### Records supplied

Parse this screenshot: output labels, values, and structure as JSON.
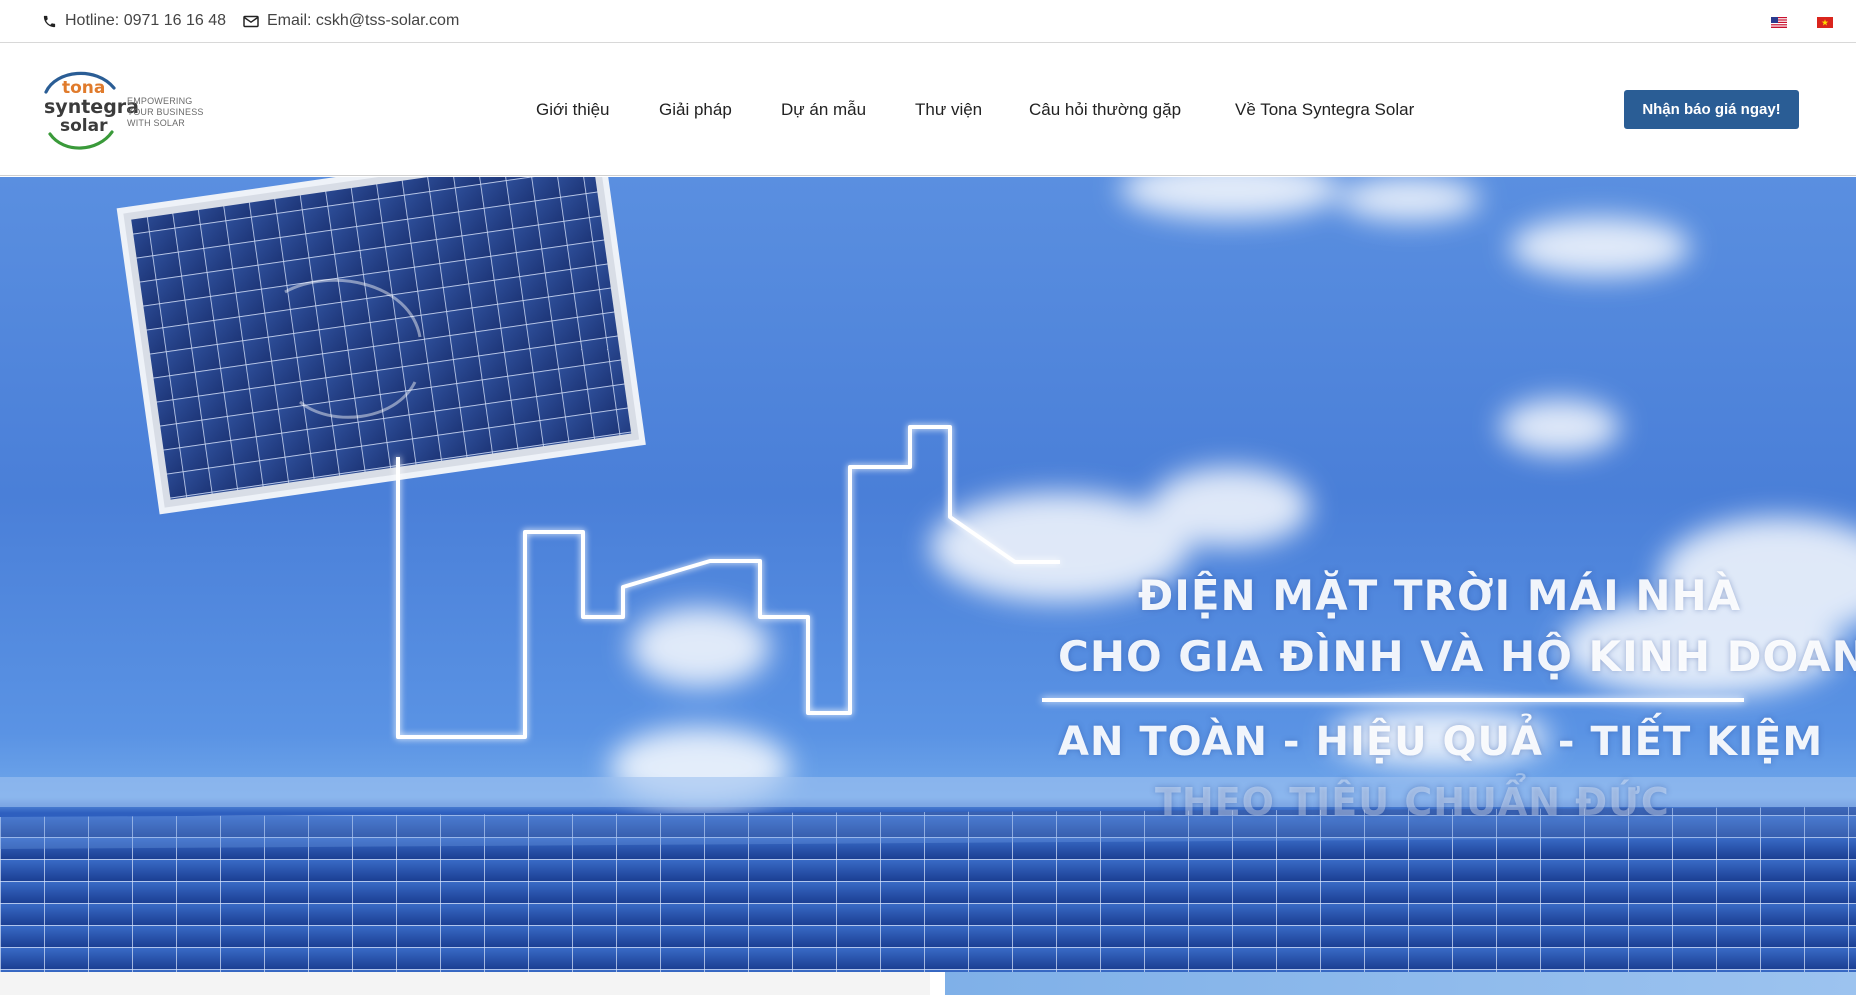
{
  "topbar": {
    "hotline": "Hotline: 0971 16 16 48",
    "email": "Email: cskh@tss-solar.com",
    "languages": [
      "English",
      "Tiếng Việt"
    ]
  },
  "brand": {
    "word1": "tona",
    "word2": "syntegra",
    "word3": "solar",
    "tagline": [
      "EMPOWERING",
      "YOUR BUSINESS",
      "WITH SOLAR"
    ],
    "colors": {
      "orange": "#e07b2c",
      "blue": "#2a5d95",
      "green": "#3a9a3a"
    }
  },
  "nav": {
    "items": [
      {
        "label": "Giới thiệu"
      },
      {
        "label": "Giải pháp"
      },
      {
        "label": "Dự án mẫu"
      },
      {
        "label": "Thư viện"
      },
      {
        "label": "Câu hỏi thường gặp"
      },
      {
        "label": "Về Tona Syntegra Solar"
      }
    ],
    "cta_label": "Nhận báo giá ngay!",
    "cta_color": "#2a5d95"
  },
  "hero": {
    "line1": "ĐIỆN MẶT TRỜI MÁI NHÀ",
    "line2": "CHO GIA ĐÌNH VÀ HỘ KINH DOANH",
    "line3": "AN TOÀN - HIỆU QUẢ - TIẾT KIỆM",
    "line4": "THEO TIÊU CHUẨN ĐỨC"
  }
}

...

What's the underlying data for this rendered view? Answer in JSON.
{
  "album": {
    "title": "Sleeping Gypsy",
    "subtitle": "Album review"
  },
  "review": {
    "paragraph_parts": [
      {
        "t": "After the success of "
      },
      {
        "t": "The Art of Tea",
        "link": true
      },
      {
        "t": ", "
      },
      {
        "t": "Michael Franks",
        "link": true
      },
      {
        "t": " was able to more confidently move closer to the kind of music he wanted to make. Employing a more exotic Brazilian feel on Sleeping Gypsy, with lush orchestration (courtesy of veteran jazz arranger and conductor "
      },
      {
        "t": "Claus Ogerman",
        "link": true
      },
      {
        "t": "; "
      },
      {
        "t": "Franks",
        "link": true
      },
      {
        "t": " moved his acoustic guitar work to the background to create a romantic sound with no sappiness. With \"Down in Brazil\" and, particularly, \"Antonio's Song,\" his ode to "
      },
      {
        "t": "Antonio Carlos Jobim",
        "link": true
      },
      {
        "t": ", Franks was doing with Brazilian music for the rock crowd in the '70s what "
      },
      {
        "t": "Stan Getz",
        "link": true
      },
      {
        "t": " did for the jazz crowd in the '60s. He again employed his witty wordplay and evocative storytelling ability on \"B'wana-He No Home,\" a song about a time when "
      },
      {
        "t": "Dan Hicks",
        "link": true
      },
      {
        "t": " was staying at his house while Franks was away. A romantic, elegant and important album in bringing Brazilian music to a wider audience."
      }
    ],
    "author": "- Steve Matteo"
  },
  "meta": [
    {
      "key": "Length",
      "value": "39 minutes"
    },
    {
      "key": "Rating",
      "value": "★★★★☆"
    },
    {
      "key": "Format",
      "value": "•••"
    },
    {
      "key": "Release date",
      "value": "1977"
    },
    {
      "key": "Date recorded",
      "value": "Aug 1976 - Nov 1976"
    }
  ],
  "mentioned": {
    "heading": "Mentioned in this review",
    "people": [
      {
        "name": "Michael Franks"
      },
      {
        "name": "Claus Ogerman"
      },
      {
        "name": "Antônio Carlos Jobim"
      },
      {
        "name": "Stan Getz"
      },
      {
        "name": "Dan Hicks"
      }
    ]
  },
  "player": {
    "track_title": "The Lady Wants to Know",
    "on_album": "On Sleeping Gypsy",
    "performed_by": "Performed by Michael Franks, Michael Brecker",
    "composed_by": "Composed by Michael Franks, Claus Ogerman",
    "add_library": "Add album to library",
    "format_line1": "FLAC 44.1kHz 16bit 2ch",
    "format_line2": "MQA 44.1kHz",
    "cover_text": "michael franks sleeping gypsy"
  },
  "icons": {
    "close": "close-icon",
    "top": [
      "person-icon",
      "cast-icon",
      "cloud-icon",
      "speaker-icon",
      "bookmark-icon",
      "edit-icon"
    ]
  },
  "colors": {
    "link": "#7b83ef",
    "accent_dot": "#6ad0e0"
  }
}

### Task directions
Copy each line of the entries that includes the word "crowd".

### Written answer
        "t": ", Franks was doing with Brazilian music for the rock crowd in the '70s what "
        "t": " did for the jazz crowd in the '60s. He again employed his witty wordplay and evocative storytelling ability on \"B'wana-He No Home,\" a song about a time when "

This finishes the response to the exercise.